begin Dataset excerpts

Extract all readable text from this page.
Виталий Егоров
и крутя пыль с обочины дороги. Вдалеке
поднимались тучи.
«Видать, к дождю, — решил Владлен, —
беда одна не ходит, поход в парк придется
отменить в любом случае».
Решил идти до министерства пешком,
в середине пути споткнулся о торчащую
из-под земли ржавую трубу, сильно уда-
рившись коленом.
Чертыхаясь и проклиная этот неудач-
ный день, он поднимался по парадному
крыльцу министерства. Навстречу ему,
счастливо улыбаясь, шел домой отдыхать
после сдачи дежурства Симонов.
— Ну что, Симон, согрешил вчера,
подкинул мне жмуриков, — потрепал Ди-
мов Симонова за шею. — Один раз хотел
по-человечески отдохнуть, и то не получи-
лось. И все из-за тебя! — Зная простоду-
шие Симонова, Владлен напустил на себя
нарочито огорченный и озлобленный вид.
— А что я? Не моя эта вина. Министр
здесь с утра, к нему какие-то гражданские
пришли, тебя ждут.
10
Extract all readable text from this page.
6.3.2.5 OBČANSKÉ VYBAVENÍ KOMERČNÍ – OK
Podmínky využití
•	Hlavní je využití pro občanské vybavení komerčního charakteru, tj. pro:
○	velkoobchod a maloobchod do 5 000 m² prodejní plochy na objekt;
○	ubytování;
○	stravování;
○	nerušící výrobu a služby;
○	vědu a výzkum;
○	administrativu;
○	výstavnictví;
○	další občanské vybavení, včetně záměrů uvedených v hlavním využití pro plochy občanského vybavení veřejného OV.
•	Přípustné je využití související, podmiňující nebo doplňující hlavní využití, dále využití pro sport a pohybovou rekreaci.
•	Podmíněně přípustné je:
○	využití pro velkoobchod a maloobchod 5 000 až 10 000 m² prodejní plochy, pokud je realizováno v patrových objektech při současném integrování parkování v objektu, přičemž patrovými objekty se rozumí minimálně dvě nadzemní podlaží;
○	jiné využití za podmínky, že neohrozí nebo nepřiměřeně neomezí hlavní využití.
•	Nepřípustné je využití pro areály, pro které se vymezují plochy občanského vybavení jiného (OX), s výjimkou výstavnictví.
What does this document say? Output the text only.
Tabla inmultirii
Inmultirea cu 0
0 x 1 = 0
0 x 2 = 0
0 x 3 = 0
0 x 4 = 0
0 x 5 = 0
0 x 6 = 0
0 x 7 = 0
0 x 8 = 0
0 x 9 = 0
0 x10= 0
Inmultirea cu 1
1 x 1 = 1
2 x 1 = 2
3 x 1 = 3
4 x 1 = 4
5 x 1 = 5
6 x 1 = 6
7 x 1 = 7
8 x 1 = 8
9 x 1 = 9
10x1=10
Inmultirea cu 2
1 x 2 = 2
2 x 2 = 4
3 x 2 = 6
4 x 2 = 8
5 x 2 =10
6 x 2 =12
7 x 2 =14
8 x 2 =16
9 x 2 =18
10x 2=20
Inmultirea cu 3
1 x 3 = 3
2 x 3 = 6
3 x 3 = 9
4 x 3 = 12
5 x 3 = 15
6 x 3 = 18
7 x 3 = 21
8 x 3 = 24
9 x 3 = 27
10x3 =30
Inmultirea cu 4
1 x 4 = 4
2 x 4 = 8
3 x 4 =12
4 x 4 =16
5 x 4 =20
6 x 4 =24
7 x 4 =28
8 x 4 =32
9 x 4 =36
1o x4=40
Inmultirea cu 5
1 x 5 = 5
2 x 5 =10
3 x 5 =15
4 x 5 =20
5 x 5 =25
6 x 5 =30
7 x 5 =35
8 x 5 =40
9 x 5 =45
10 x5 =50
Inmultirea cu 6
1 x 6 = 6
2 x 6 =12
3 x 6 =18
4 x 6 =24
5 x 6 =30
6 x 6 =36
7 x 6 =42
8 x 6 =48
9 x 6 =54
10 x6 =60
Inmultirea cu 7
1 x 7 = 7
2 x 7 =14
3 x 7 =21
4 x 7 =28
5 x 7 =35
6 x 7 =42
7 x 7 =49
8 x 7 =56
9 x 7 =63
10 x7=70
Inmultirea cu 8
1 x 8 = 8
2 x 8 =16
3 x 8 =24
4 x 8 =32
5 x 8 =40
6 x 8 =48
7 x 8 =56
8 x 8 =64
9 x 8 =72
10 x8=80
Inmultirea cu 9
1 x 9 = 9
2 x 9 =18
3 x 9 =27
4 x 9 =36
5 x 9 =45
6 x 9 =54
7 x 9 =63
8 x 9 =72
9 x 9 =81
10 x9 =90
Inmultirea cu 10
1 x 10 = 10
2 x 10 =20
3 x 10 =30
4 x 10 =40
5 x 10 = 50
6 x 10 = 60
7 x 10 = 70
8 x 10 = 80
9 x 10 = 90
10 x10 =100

end Dataset excerpts

What you will do: Output each record precisely as given.

Answer:
Extract all readable text from this page.
Виталий Егоров
и крутя пыль с обочины дороги. Вдалеке
поднимались тучи.
«Видать, к дождю, — решил Владлен, —
беда одна не ходит, поход в парк придется
отменить в любом случае».
Решил идти до министерства пешком,
в середине пути споткнулся о торчащую
из-под земли ржавую трубу, сильно уда-
рившись коленом.
Чертыхаясь и проклиная этот неудач-
ный день, он поднимался по парадному
крыльцу министерства. Навстречу ему,
счастливо улыбаясь, шел домой отдыхать
после сдачи дежурства Симонов.
— Ну что, Симон, согрешил вчера,
подкинул мне жмуриков, — потрепал Ди-
мов Симонова за шею. — Один раз хотел
по-человечески отдохнуть, и то не получи-
лось. И все из-за тебя! — Зная простоду-
шие Симонова, Владлен напустил на себя
нарочито огорченный и озлобленный вид.
— А что я? Не моя эта вина. Министр
здесь с утра, к нему какие-то гражданские
пришли, тебя ждут.
10
Extract all readable text from this page.
6.3.2.5 OBČANSKÉ VYBAVENÍ KOMERČNÍ – OK
Podmínky využití
•	Hlavní je využití pro občanské vybavení komerčního charakteru, tj. pro:
○	velkoobchod a maloobchod do 5 000 m² prodejní plochy na objekt;
○	ubytování;
○	stravování;
○	nerušící výrobu a služby;
○	vědu a výzkum;
○	administrativu;
○	výstavnictví;
○	další občanské vybavení, včetně záměrů uvedených v hlavním využití pro plochy občanského vybavení veřejného OV.
•	Přípustné je využití související, podmiňující nebo doplňující hlavní využití, dále využití pro sport a pohybovou rekreaci.
•	Podmíněně přípustné je:
○	využití pro velkoobchod a maloobchod 5 000 až 10 000 m² prodejní plochy, pokud je realizováno v patrových objektech při současném integrování parkování v objektu, přičemž patrovými objekty se rozumí minimálně dvě nadzemní podlaží;
○	jiné využití za podmínky, že neohrozí nebo nepřiměřeně neomezí hlavní využití.
•	Nepřípustné je využití pro areály, pro které se vymezují plochy občanského vybavení jiného (OX), s výjimkou výstavnictví.
What does this document say? Output the text only.
Tabla inmultirii
Inmultirea cu 0
0 x 1 = 0
0 x 2 = 0
0 x 3 = 0
0 x 4 = 0
0 x 5 = 0
0 x 6 = 0
0 x 7 = 0
0 x 8 = 0
0 x 9 = 0
0 x10= 0
Inmultirea cu 1
1 x 1 = 1
2 x 1 = 2
3 x 1 = 3
4 x 1 = 4
5 x 1 = 5
6 x 1 = 6
7 x 1 = 7
8 x 1 = 8
9 x 1 = 9
10x1=10
Inmultirea cu 2
1 x 2 = 2
2 x 2 = 4
3 x 2 = 6
4 x 2 = 8
5 x 2 =10
6 x 2 =12
7 x 2 =14
8 x 2 =16
9 x 2 =18
10x 2=20
Inmultirea cu 3
1 x 3 = 3
2 x 3 = 6
3 x 3 = 9
4 x 3 = 12
5 x 3 = 15
6 x 3 = 18
7 x 3 = 21
8 x 3 = 24
9 x 3 = 27
10x3 =30
Inmultirea cu 4
1 x 4 = 4
2 x 4 = 8
3 x 4 =12
4 x 4 =16
5 x 4 =20
6 x 4 =24
7 x 4 =28
8 x 4 =32
9 x 4 =36
1o x4=40
Inmultirea cu 5
1 x 5 = 5
2 x 5 =10
3 x 5 =15
4 x 5 =20
5 x 5 =25
6 x 5 =30
7 x 5 =35
8 x 5 =40
9 x 5 =45
10 x5 =50
Inmultirea cu 6
1 x 6 = 6
2 x 6 =12
3 x 6 =18
4 x 6 =24
5 x 6 =30
6 x 6 =36
7 x 6 =42
8 x 6 =48
9 x 6 =54
10 x6 =60
Inmultirea cu 7
1 x 7 = 7
2 x 7 =14
3 x 7 =21
4 x 7 =28
5 x 7 =35
6 x 7 =42
7 x 7 =49
8 x 7 =56
9 x 7 =63
10 x7=70
Inmultirea cu 8
1 x 8 = 8
2 x 8 =16
3 x 8 =24
4 x 8 =32
5 x 8 =40
6 x 8 =48
7 x 8 =56
8 x 8 =64
9 x 8 =72
10 x8=80
Inmultirea cu 9
1 x 9 = 9
2 x 9 =18
3 x 9 =27
4 x 9 =36
5 x 9 =45
6 x 9 =54
7 x 9 =63
8 x 9 =72
9 x 9 =81
10 x9 =90
Inmultirea cu 10
1 x 10 = 10
2 x 10 =20
3 x 10 =30
4 x 10 =40
5 x 10 = 50
6 x 10 = 60
7 x 10 = 70
8 x 10 = 80
9 x 10 = 90
10 x10 =100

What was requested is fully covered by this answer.